## Your objective
Set down, in full, every record in the block.

## Raw records
====
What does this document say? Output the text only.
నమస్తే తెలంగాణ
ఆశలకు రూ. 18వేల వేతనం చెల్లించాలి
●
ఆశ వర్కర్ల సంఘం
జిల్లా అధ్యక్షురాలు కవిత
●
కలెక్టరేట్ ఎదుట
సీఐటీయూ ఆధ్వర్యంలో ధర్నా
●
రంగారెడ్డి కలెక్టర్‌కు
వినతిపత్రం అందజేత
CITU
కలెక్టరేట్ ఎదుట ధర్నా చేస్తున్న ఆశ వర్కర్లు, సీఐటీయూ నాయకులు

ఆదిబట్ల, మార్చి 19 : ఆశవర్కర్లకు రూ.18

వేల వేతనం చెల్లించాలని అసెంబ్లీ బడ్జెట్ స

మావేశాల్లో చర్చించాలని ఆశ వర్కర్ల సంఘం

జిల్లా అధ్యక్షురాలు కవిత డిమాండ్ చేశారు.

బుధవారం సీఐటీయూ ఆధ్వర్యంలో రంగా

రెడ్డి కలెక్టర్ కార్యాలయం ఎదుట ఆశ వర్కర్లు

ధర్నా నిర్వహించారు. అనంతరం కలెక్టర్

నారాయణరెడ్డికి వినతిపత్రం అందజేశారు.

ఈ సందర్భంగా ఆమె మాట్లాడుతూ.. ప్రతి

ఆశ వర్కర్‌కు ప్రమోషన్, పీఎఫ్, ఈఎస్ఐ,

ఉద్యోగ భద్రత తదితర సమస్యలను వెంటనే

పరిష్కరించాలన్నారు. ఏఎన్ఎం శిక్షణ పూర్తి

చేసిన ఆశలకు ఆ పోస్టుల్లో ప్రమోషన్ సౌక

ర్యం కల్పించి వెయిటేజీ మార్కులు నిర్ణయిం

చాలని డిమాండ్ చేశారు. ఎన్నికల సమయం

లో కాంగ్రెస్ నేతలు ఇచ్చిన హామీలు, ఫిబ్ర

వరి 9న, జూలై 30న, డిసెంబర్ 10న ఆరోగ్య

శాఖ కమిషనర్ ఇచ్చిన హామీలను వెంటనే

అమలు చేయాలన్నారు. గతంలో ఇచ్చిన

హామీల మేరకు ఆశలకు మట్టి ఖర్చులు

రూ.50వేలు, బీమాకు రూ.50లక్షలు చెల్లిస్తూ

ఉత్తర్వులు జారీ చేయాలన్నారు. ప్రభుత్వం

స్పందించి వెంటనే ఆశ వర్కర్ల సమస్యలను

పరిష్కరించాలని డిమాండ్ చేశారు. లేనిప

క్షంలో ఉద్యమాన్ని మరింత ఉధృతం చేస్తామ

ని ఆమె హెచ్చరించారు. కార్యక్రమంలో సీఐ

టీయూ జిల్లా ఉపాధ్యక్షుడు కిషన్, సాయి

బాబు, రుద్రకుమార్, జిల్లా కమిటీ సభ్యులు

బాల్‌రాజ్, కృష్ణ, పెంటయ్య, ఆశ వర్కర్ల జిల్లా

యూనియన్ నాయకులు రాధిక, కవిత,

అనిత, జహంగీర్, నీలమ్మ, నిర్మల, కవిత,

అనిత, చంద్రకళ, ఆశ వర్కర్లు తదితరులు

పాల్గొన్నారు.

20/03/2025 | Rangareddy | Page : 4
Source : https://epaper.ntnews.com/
====
## The response
What does this document say? Output the text only.
నమస్తే తెలంగాణ
ఆశలకు రూ. 18వేల వేతనం చెల్లించాలి
●
ఆశ వర్కర్ల సంఘం
జిల్లా అధ్యక్షురాలు కవిత
●
కలెక్టరేట్ ఎదుట
సీఐటీయూ ఆధ్వర్యంలో ధర్నా
●
రంగారెడ్డి కలెక్టర్‌కు
వినతిపత్రం అందజేత
CITU
కలెక్టరేట్ ఎదుట ధర్నా చేస్తున్న ఆశ వర్కర్లు, సీఐటీయూ నాయకులు

ఆదిబట్ల, మార్చి 19 : ఆశవర్కర్లకు రూ.18

వేల వేతనం చెల్లించాలని అసెంబ్లీ బడ్జెట్ స

మావేశాల్లో చర్చించాలని ఆశ వర్కర్ల సంఘం

జిల్లా అధ్యక్షురాలు కవిత డిమాండ్ చేశారు.

బుధవారం సీఐటీయూ ఆధ్వర్యంలో రంగా

రెడ్డి కలెక్టర్ కార్యాలయం ఎదుట ఆశ వర్కర్లు

ధర్నా నిర్వహించారు. అనంతరం కలెక్టర్

నారాయణరెడ్డికి వినతిపత్రం అందజేశారు.

ఈ సందర్భంగా ఆమె మాట్లాడుతూ.. ప్రతి

ఆశ వర్కర్‌కు ప్రమోషన్, పీఎఫ్, ఈఎస్ఐ,

ఉద్యోగ భద్రత తదితర సమస్యలను వెంటనే

పరిష్కరించాలన్నారు. ఏఎన్ఎం శిక్షణ పూర్తి

చేసిన ఆశలకు ఆ పోస్టుల్లో ప్రమోషన్ సౌక

ర్యం కల్పించి వెయిటేజీ మార్కులు నిర్ణయిం

చాలని డిమాండ్ చేశారు. ఎన్నికల సమయం

లో కాంగ్రెస్ నేతలు ఇచ్చిన హామీలు, ఫిబ్ర

వరి 9న, జూలై 30న, డిసెంబర్ 10న ఆరోగ్య

శాఖ కమిషనర్ ఇచ్చిన హామీలను వెంటనే

అమలు చేయాలన్నారు. గతంలో ఇచ్చిన

హామీల మేరకు ఆశలకు మట్టి ఖర్చులు

రూ.50వేలు, బీమాకు రూ.50లక్షలు చెల్లిస్తూ

ఉత్తర్వులు జారీ చేయాలన్నారు. ప్రభుత్వం

స్పందించి వెంటనే ఆశ వర్కర్ల సమస్యలను

పరిష్కరించాలని డిమాండ్ చేశారు. లేనిప

క్షంలో ఉద్యమాన్ని మరింత ఉధృతం చేస్తామ

ని ఆమె హెచ్చరించారు. కార్యక్రమంలో సీఐ

టీయూ జిల్లా ఉపాధ్యక్షుడు కిషన్, సాయి

బాబు, రుద్రకుమార్, జిల్లా కమిటీ సభ్యులు

బాల్‌రాజ్, కృష్ణ, పెంటయ్య, ఆశ వర్కర్ల జిల్లా

యూనియన్ నాయకులు రాధిక, కవిత,

అనిత, జహంగీర్, నీలమ్మ, నిర్మల, కవిత,

అనిత, చంద్రకళ, ఆశ వర్కర్లు తదితరులు

పాల్గొన్నారు.

20/03/2025 | Rangareddy | Page : 4
Source : https://epaper.ntnews.com/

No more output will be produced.